**Problem description:** Please set down all the lines beneath this one exactly, without the pictures.
-- Data entries start --
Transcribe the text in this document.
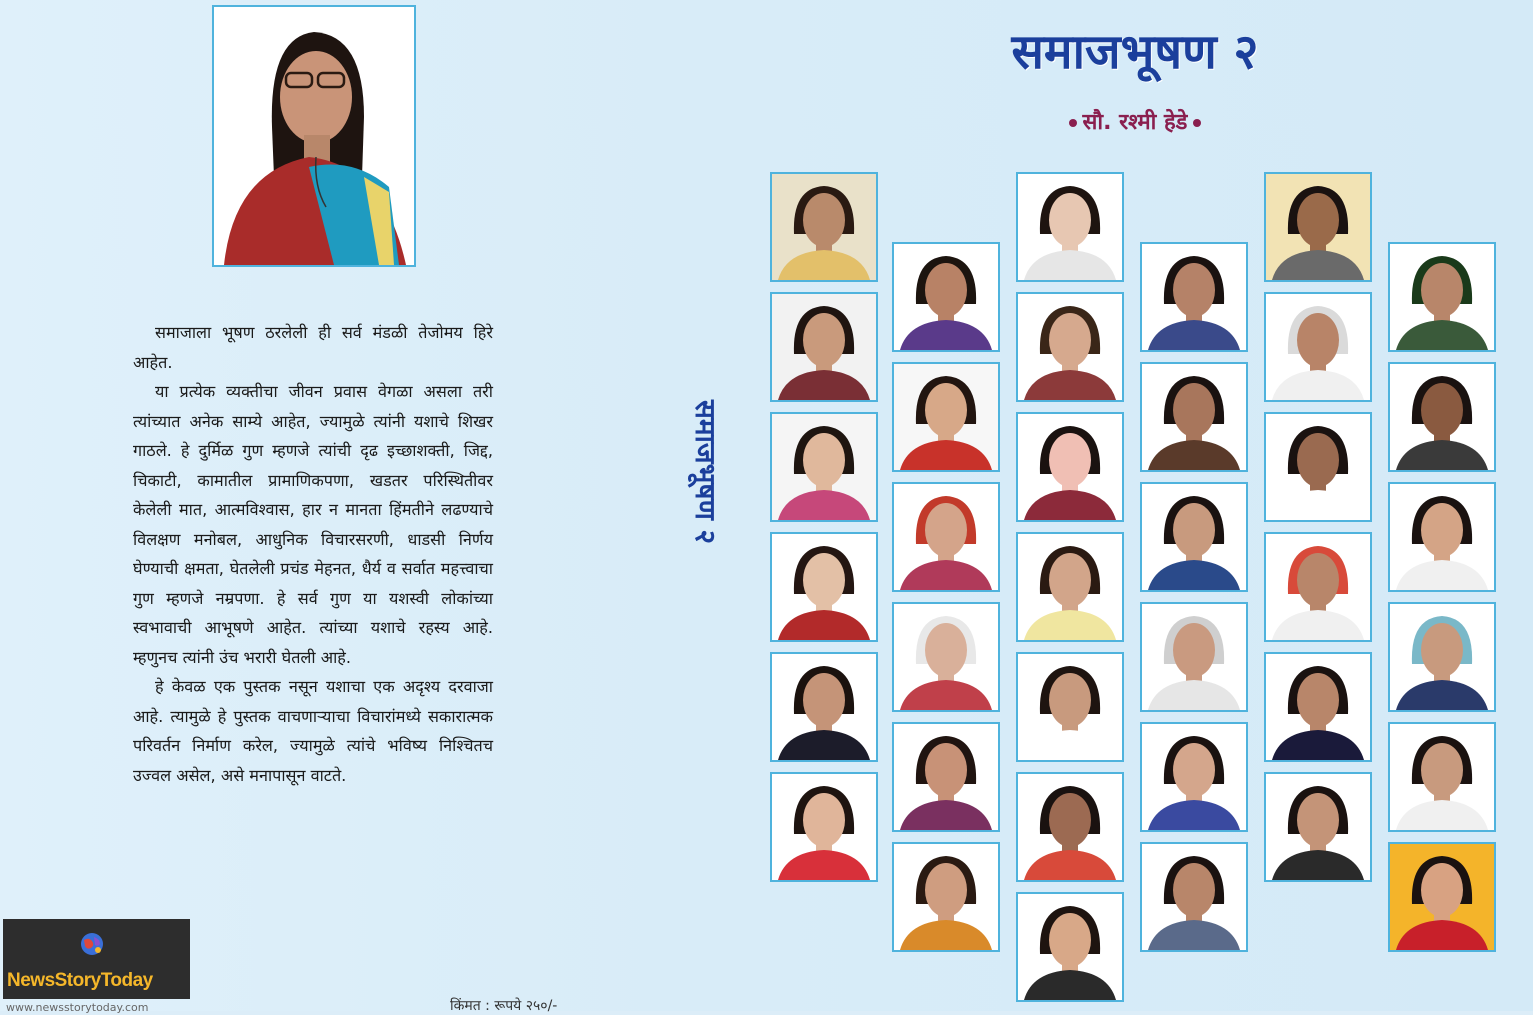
समाजाला भूषण ठरलेली ही सर्व मंडळी तेजोमय हिरे आहेत.

या प्रत्येक व्यक्तीचा जीवन प्रवास वेगळा असला तरी त्यांच्यात अनेक साम्ये आहेत, ज्यामुळे त्यांनी यशाचे शिखर गाठले. हे दुर्मिळ गुण म्हणजे त्यांची दृढ इच्छाशक्ती, जिद्द, चिकाटी, कामातील प्रामाणिकपणा, खडतर परिस्थितीवर केलेली मात, आत्मविश्वास, हार न मानता हिंमतीने लढण्याचे विलक्षण मनोबल, आधुनिक विचारसरणी, धाडसी निर्णय घेण्याची क्षमता, घेतलेली प्रचंड मेहनत, धैर्य व सर्वात महत्त्वाचा गुण म्हणजे नम्रपणा. हे सर्व गुण या यशस्वी लोकांच्या स्वभावाची आभूषणे आहेत. त्यांच्या यशाचे रहस्य आहे. म्हणुनच त्यांनी उंच भरारी घेतली आहे.

हे केवळ एक पुस्तक नसून यशाचा एक अदृश्य दरवाजा आहे. त्यामुळे हे पुस्तक वाचणाऱ्याचा विचारांमध्ये सकारात्मक परिवर्तन निर्माण करेल, ज्यामुळे त्यांचे भविष्य निश्चितच उज्वल असेल, असे मनापासून वाटते.

NewsStoryToday
www.newsstorytoday.com	किंमत : रूपये २५०/-
समाजभूषण २
समाजभूषण २
सौ. रश्मी हेडे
-- Data entries end --
**Task result:**
Transcribe the text in this document.
समाजाला भूषण ठरलेली ही सर्व मंडळी तेजोमय हिरे आहेत.

या प्रत्येक व्यक्तीचा जीवन प्रवास वेगळा असला तरी त्यांच्यात अनेक साम्ये आहेत, ज्यामुळे त्यांनी यशाचे शिखर गाठले. हे दुर्मिळ गुण म्हणजे त्यांची दृढ इच्छाशक्ती, जिद्द, चिकाटी, कामातील प्रामाणिकपणा, खडतर परिस्थितीवर केलेली मात, आत्मविश्वास, हार न मानता हिंमतीने लढण्याचे विलक्षण मनोबल, आधुनिक विचारसरणी, धाडसी निर्णय घेण्याची क्षमता, घेतलेली प्रचंड मेहनत, धैर्य व सर्वात महत्त्वाचा गुण म्हणजे नम्रपणा. हे सर्व गुण या यशस्वी लोकांच्या स्वभावाची आभूषणे आहेत. त्यांच्या यशाचे रहस्य आहे. म्हणुनच त्यांनी उंच भरारी घेतली आहे.

हे केवळ एक पुस्तक नसून यशाचा एक अदृश्य दरवाजा आहे. त्यामुळे हे पुस्तक वाचणाऱ्याचा विचारांमध्ये सकारात्मक परिवर्तन निर्माण करेल, ज्यामुळे त्यांचे भविष्य निश्चितच उज्वल असेल, असे मनापासून वाटते.

NewsStoryToday
www.newsstorytoday.com	किंमत : रूपये २५०/-
समाजभूषण २
समाजभूषण २
सौ. रश्मी हेडे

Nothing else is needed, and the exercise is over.